## Objective
Of all the lines in the records below, how many hold the word "seasonName"? Give the number alone.

(Stored data)

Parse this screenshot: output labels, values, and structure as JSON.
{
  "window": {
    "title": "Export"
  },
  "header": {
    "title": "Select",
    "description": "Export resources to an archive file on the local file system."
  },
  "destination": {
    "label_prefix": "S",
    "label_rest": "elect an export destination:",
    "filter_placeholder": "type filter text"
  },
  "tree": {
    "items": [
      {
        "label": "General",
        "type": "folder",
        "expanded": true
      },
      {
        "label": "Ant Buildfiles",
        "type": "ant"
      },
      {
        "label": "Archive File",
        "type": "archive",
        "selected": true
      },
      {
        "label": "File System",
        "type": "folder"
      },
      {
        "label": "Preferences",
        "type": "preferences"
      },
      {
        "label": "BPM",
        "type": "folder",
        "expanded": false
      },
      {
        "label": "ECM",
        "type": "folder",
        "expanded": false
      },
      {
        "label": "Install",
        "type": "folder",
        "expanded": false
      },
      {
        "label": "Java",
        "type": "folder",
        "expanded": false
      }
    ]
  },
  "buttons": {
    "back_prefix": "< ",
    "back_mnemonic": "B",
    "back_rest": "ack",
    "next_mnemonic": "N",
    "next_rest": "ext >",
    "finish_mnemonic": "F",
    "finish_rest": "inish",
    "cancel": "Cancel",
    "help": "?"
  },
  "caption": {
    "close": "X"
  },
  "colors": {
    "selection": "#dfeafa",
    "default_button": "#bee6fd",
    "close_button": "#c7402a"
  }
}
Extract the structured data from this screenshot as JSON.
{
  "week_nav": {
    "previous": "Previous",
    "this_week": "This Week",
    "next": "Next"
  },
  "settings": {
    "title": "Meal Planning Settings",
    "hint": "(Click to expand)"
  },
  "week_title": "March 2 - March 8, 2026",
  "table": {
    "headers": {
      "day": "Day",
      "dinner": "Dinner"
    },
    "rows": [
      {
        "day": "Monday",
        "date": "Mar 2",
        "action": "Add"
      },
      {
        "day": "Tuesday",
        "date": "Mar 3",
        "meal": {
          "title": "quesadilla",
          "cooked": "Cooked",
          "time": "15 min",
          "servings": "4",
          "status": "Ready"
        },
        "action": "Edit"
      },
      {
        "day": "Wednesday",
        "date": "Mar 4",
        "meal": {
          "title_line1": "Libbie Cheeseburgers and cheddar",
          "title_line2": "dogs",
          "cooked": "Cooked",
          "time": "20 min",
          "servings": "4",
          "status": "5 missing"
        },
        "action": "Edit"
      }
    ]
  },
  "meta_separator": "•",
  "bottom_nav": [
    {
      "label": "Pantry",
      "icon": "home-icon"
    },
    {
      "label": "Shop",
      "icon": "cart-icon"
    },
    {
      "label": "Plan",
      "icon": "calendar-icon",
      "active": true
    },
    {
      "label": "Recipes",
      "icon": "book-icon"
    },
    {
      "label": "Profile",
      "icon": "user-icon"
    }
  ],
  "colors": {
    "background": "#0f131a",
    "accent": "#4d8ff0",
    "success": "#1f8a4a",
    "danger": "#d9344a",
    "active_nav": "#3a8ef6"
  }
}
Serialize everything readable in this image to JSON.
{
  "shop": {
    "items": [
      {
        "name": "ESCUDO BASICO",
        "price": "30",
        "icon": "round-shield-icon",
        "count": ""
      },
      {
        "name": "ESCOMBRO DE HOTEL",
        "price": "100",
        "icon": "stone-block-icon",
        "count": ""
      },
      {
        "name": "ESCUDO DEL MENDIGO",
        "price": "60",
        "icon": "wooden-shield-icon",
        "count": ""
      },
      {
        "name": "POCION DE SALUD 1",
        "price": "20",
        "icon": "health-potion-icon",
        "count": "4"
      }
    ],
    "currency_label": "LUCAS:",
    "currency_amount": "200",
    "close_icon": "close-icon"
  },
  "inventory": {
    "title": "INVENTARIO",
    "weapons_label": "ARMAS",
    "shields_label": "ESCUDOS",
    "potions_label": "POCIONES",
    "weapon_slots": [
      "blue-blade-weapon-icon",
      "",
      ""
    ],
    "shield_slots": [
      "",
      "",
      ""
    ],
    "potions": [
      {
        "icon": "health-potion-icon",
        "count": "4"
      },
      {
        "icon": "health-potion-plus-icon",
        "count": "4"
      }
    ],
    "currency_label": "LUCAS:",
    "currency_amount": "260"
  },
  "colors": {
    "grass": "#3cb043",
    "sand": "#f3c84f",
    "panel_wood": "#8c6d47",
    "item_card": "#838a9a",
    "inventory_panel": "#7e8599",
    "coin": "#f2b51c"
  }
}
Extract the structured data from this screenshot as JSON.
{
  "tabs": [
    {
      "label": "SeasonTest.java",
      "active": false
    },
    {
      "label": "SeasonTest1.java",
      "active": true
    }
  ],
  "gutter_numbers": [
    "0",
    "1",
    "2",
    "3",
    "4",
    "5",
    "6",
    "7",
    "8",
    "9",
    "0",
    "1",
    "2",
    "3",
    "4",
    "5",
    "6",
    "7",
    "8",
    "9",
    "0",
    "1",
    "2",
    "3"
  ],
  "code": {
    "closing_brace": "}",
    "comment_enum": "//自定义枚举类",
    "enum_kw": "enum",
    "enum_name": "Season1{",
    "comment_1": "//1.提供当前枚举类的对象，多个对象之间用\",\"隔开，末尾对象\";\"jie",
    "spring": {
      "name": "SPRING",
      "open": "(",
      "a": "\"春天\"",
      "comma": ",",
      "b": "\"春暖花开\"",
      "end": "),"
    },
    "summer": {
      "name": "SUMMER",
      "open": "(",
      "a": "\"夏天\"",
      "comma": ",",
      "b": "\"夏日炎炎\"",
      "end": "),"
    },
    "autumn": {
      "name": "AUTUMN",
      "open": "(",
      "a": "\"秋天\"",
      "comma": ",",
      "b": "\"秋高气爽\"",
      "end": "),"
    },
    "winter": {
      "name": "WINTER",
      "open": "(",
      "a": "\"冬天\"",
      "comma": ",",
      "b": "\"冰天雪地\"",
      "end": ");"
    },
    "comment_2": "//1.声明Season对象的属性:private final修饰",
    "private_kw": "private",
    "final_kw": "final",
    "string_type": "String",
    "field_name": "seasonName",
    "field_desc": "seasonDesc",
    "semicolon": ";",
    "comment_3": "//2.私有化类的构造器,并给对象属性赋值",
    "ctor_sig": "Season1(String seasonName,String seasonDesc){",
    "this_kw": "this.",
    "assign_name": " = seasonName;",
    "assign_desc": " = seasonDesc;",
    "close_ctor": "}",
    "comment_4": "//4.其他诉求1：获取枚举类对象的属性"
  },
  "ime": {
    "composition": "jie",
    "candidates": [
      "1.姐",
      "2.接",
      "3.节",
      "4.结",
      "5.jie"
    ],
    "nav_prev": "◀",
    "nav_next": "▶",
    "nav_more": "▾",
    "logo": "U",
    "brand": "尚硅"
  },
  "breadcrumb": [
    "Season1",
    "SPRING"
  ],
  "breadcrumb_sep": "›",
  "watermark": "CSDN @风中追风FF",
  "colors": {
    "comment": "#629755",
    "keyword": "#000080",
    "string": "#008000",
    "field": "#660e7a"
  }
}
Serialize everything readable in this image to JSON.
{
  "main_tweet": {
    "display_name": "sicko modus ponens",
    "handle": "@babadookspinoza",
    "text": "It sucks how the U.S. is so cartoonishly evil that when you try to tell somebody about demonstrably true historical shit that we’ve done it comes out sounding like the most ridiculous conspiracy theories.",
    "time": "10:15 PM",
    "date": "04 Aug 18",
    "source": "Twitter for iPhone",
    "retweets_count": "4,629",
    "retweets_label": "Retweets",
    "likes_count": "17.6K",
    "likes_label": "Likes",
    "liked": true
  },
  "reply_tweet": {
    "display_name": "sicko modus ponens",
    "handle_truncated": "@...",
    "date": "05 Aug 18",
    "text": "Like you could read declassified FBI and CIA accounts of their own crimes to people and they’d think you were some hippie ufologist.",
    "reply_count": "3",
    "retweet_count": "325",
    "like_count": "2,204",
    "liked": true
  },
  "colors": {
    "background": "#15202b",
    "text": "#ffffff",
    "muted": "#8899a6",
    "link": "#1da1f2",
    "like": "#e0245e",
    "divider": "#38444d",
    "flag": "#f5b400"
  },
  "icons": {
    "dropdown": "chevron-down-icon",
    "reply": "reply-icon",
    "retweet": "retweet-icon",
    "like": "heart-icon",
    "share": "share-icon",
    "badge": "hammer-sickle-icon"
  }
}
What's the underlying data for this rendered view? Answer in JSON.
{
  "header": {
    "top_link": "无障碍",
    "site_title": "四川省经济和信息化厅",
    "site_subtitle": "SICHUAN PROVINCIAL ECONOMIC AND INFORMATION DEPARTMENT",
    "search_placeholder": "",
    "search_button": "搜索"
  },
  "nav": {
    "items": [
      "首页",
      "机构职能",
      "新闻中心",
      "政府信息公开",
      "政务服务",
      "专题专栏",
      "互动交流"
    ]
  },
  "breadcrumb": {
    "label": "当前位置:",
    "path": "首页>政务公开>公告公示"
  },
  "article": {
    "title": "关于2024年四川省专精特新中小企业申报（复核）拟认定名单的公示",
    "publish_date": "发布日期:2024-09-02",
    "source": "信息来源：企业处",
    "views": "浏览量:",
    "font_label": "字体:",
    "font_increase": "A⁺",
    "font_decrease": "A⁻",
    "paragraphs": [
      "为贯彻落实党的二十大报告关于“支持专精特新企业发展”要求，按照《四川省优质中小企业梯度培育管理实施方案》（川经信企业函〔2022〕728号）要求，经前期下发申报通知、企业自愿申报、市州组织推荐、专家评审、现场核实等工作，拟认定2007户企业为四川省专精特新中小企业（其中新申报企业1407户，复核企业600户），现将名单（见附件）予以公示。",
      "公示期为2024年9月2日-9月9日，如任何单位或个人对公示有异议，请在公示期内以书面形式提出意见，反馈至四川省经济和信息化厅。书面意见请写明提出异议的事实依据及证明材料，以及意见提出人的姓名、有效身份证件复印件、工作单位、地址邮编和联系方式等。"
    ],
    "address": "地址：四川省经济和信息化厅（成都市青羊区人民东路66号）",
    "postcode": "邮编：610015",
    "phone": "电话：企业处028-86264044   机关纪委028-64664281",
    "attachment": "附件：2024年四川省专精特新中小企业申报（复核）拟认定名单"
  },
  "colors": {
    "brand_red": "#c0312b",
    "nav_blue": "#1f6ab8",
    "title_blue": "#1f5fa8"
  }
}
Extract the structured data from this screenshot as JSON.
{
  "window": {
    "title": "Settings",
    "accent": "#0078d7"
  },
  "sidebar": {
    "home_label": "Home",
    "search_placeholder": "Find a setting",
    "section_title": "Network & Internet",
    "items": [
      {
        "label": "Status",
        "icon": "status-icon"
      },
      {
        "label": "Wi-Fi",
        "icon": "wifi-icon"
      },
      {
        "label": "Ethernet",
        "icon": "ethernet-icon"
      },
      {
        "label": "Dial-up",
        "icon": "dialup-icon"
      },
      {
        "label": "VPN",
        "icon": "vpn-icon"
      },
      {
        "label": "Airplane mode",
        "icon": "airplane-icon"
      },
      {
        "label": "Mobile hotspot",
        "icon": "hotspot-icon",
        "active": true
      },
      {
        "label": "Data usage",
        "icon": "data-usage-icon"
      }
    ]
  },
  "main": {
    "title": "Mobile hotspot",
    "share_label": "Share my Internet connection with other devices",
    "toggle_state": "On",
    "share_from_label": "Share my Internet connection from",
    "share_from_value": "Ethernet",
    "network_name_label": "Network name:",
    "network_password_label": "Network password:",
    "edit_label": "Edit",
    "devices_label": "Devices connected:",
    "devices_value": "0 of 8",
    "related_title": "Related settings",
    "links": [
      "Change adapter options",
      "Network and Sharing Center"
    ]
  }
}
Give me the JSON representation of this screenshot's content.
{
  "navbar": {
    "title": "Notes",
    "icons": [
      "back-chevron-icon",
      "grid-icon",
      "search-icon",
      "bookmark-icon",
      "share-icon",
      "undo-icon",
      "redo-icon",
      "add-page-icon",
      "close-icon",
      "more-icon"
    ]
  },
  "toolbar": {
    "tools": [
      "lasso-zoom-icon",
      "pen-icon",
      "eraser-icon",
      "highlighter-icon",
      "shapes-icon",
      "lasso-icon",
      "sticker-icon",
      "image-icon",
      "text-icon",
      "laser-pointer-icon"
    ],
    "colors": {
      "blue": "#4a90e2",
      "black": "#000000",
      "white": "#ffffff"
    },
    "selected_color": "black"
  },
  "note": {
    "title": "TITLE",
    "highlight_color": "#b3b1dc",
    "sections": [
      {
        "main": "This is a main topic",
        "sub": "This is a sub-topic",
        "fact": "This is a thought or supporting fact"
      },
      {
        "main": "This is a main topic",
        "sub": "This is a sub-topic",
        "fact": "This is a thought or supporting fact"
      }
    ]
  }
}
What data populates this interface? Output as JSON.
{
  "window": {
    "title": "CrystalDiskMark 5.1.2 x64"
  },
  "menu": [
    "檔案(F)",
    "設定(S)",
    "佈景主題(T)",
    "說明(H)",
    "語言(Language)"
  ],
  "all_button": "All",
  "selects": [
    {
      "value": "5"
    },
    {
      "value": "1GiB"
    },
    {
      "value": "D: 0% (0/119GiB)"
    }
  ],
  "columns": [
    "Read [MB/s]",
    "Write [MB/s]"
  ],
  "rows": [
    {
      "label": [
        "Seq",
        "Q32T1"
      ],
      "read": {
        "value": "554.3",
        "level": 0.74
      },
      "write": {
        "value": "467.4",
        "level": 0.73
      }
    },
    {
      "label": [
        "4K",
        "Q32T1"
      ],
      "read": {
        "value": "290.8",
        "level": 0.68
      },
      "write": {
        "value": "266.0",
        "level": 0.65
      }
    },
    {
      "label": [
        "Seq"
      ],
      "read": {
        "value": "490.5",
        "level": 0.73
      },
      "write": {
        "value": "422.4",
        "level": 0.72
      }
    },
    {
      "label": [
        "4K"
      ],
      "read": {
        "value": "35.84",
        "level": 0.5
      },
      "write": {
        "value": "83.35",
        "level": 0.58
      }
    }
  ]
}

## Task response
3